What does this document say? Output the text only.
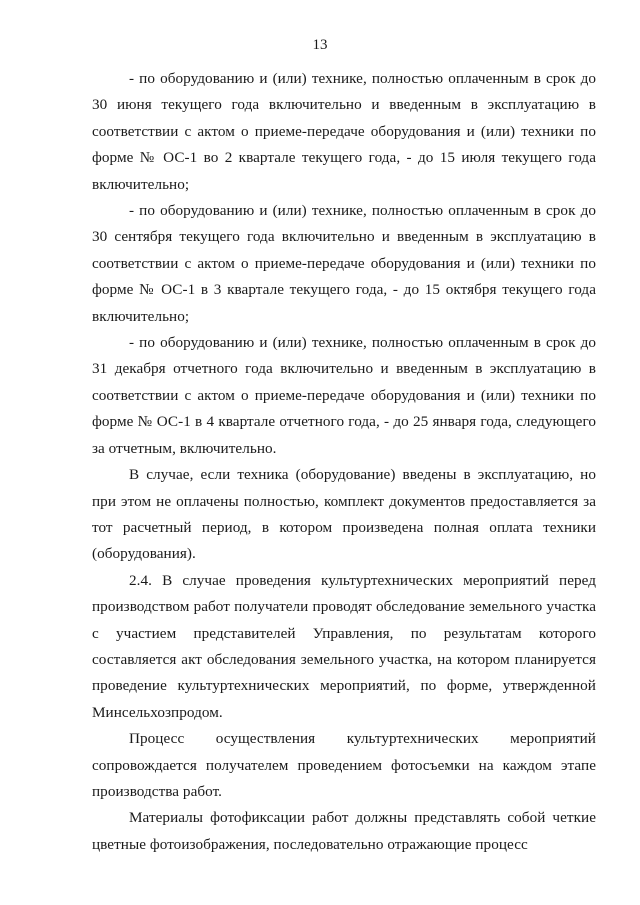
13

- по оборудованию и (или) технике, полностью оплаченным в срок до 30 июня текущего года включительно и введенным в эксплуатацию в соответствии с актом о приеме-передаче оборудования и (или) техники по форме № ОС-1 во 2 квартале текущего года, - до 15 июля текущего года включительно;

- по оборудованию и (или) технике, полностью оплаченным в срок до 30 сентября текущего года включительно и введенным в эксплуатацию в соответствии с актом о приеме-передаче оборудования и (или) техники по форме № ОС-1 в 3 квартале текущего года, - до 15 октября текущего года включительно;

- по оборудованию и (или) технике, полностью оплаченным в срок до 31 декабря отчетного года включительно и введенным в эксплуатацию в соответствии с актом о приеме-передаче оборудования и (или) техники по форме № ОС-1 в 4 квартале отчетного года, - до 25 января года, следующего за отчетным, включительно.

В случае, если техника (оборудование) введены в эксплуатацию, но при этом не оплачены полностью, комплект документов предоставляется за тот расчетный период, в котором произведена полная оплата техники (оборудования).

2.4. В случае проведения культуртехнических мероприятий перед производством работ получатели проводят обследование земельного участка с участием представителей Управления, по результатам которого составляется акт обследования земельного участка, на котором планируется проведение культуртехнических мероприятий, по форме, утвержденной Минсельхозпродом.

Процесс осуществления культуртехнических мероприятий сопровождается получателем проведением фотосъемки на каждом этапе производства работ.

Материалы фотофиксации работ должны представлять собой четкие цветные фотоизображения, последовательно отражающие процесс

* [WORK TO BE COMPLETED] Copy out every line where the word "мероприятий" occurs.

* [PROBLEM SOLUTION]
2.4. В случае проведения культуртехнических мероприятий перед производством работ получатели проводят обследование земельного участка с участием представителей Управления, по результатам которого составляется акт обследования земельного участка, на котором планируется проведение культуртехнических мероприятий, по форме, утвержденной Минсельхозпродом.
Процесс осуществления культуртехнических мероприятий сопровождается получателем проведением фотосъемки на каждом этапе производства работ.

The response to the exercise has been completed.